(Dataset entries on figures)
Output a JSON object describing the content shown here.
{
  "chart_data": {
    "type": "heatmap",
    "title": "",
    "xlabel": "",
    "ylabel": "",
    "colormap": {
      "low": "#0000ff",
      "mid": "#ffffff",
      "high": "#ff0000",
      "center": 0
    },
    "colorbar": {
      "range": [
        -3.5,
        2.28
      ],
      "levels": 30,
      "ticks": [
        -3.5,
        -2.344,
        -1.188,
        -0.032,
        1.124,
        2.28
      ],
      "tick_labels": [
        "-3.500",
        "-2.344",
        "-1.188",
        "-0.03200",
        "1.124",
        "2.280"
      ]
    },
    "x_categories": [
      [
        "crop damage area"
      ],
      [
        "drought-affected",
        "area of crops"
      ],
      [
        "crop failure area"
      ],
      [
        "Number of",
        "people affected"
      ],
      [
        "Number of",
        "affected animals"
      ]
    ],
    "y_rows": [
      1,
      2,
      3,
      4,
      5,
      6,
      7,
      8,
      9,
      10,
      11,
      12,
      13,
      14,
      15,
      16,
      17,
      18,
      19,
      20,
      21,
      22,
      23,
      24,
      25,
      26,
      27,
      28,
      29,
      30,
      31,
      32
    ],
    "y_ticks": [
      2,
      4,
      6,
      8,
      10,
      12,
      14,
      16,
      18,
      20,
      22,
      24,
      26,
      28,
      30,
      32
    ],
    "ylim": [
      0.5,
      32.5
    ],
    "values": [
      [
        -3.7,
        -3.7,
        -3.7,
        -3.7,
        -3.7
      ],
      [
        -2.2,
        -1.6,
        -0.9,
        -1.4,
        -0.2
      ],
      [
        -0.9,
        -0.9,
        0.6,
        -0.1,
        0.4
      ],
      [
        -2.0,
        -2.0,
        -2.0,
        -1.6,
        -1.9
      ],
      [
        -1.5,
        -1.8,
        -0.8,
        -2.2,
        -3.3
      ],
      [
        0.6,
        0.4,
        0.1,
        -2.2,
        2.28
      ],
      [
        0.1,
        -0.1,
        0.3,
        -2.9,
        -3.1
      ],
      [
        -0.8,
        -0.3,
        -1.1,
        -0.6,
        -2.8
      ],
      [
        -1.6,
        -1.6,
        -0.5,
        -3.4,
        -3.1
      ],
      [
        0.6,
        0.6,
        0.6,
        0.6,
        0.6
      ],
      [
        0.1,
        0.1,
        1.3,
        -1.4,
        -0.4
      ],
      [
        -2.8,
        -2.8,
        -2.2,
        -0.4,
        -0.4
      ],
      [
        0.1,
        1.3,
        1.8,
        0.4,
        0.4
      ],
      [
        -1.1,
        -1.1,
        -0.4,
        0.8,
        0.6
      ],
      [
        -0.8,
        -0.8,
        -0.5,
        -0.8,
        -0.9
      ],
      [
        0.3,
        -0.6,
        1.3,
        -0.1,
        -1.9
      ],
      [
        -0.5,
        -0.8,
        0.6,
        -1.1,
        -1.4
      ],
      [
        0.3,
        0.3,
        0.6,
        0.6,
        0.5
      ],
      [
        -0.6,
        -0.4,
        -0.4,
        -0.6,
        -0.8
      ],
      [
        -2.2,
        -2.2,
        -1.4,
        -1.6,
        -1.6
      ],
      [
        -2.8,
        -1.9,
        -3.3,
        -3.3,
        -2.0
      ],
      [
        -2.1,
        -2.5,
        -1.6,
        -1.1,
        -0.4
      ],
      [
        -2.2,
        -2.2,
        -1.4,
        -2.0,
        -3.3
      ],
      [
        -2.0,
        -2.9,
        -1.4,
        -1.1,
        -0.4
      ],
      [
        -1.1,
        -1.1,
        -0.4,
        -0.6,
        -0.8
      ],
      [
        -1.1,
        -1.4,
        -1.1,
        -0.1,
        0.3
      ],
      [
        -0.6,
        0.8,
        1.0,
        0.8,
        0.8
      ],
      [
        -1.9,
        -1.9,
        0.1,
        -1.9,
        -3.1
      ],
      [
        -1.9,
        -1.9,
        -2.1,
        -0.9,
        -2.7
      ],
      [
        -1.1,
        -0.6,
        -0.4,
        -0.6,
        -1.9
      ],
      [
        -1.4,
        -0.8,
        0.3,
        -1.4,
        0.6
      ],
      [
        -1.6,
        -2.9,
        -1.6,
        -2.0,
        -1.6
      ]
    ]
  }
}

# Your objective
From the data above, copy out every line with the string "area" in it.

# Correct output
        "crop damage area"
        "area of crops"
        "crop failure area"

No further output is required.